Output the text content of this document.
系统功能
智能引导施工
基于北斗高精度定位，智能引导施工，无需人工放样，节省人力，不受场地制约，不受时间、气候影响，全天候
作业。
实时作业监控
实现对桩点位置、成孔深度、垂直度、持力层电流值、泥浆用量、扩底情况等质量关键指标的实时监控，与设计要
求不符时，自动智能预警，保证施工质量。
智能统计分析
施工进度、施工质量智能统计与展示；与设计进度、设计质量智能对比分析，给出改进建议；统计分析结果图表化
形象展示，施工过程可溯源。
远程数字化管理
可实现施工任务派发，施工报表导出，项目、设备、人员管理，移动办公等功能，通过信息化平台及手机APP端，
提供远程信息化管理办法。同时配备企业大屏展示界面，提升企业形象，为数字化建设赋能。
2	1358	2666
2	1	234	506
*****
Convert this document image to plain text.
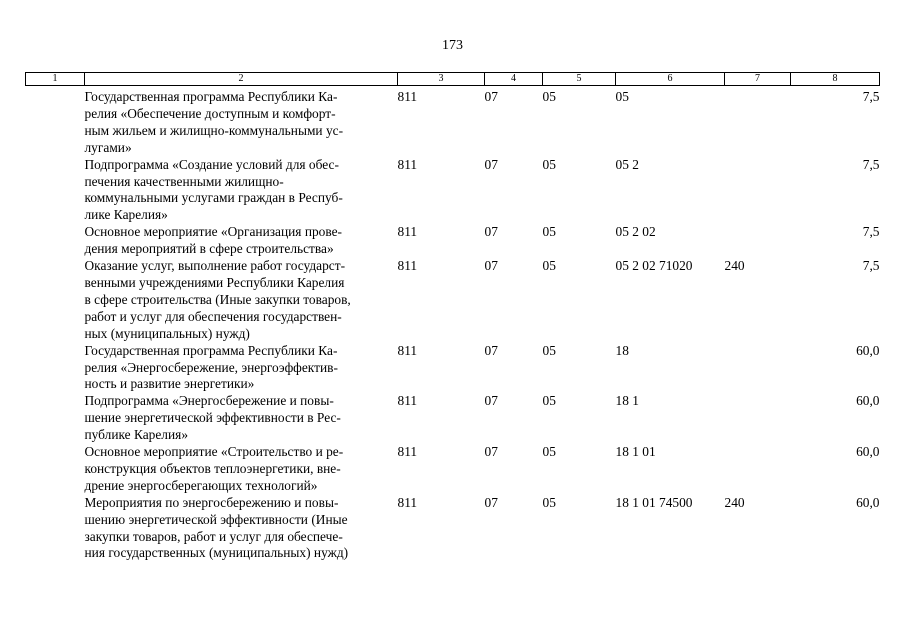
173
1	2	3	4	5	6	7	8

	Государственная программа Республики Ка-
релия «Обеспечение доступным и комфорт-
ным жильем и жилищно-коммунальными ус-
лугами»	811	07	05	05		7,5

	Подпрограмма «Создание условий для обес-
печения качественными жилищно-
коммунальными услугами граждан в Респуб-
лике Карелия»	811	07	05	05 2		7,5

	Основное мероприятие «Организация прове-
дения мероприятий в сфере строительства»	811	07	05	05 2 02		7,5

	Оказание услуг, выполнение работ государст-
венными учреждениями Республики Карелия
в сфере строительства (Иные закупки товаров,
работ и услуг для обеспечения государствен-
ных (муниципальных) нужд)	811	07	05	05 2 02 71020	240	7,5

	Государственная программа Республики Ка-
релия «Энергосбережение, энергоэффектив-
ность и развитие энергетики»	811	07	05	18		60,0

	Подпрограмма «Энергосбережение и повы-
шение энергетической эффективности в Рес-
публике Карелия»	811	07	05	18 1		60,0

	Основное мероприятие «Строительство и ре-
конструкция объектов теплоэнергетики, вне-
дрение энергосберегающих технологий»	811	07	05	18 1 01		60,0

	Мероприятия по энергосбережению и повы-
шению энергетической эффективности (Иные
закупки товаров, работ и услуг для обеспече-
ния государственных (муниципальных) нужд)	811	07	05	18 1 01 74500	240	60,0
*****
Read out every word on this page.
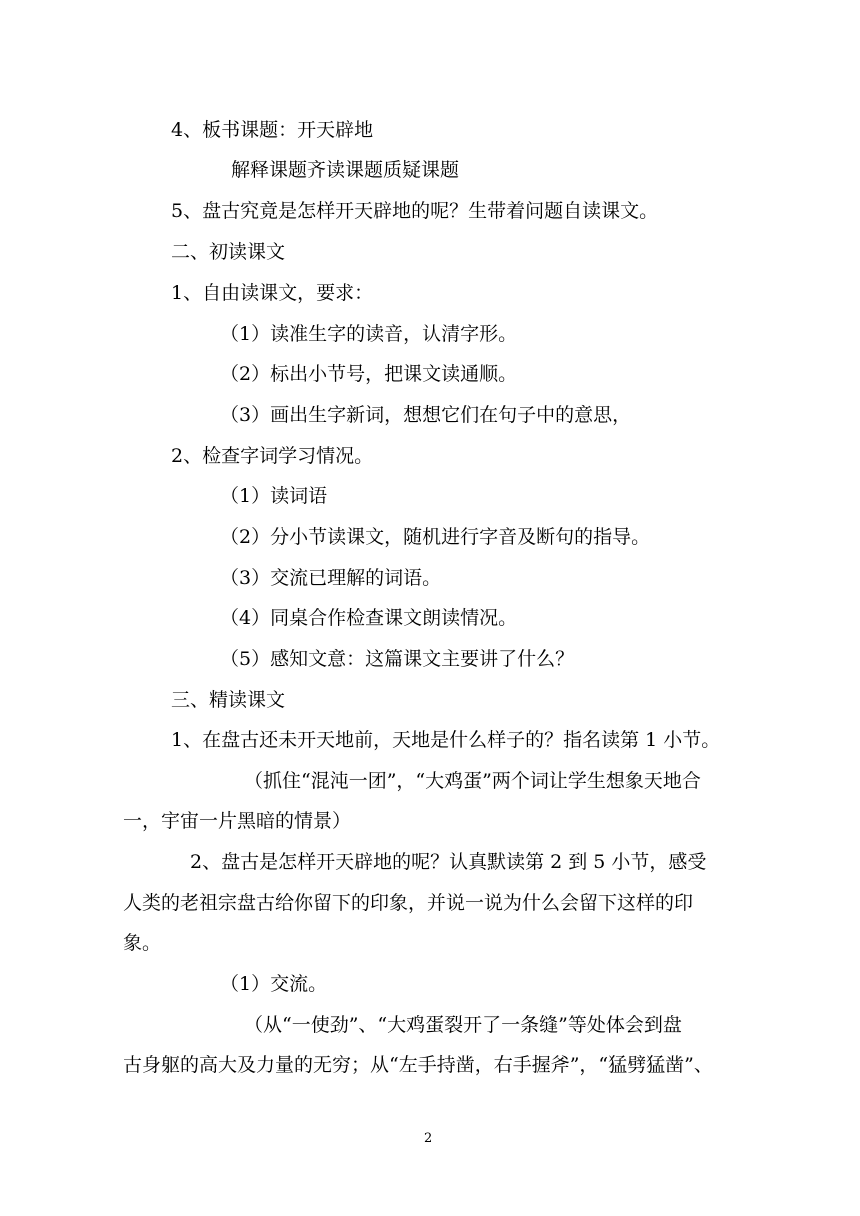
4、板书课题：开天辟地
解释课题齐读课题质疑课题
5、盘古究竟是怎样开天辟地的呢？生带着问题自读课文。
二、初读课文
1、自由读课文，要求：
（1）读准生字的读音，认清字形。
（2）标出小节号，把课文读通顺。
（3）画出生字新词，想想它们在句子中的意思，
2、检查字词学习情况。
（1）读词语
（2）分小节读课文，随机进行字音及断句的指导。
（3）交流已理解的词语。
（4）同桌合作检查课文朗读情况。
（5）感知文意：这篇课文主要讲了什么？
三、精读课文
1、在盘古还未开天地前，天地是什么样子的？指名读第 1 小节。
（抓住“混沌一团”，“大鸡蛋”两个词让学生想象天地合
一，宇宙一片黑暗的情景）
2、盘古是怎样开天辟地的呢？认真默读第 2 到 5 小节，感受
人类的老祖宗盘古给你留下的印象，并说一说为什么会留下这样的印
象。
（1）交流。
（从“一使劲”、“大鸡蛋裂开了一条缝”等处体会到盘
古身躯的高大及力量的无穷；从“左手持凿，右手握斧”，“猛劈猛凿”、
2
*****
■ Written problem: Reply with only the number of lines in the material above where the string "товаров" appears.

■ Answer to this exercise: 2